● **DATA TO PROCESS**:
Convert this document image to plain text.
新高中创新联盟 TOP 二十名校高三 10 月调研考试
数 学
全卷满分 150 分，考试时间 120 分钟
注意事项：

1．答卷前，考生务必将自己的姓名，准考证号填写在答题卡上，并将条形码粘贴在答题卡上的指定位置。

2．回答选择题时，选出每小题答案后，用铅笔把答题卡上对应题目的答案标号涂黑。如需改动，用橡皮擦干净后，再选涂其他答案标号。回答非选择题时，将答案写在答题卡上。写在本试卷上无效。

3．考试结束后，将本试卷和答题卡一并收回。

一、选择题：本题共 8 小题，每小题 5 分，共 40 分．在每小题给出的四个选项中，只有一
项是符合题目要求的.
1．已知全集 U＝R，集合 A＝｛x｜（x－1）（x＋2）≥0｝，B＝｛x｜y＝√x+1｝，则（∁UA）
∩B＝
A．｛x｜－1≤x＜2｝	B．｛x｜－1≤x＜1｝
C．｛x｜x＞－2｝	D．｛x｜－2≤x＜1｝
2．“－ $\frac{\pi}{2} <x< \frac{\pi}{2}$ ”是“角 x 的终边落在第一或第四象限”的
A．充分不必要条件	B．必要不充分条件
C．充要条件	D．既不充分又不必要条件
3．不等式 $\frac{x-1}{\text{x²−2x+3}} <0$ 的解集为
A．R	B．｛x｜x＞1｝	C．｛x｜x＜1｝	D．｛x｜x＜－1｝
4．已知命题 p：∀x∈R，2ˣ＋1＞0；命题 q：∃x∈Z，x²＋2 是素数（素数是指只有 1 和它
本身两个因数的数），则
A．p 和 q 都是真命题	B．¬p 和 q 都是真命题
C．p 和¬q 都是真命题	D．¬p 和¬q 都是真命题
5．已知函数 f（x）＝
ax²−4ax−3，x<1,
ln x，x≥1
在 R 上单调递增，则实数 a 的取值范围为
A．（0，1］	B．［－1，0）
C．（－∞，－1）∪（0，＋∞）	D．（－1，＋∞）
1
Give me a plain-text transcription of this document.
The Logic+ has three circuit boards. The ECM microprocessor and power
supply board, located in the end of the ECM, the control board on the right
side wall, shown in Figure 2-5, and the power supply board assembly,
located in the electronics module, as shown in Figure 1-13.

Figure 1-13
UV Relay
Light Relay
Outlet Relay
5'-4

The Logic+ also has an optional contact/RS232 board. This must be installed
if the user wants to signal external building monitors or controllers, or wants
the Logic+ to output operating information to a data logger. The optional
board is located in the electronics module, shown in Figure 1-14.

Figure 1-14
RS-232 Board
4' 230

● **TASK STATEMENT**: How many lines in the records above contain the word "power"? Give only the number.

● **FINAL RESULT**: 2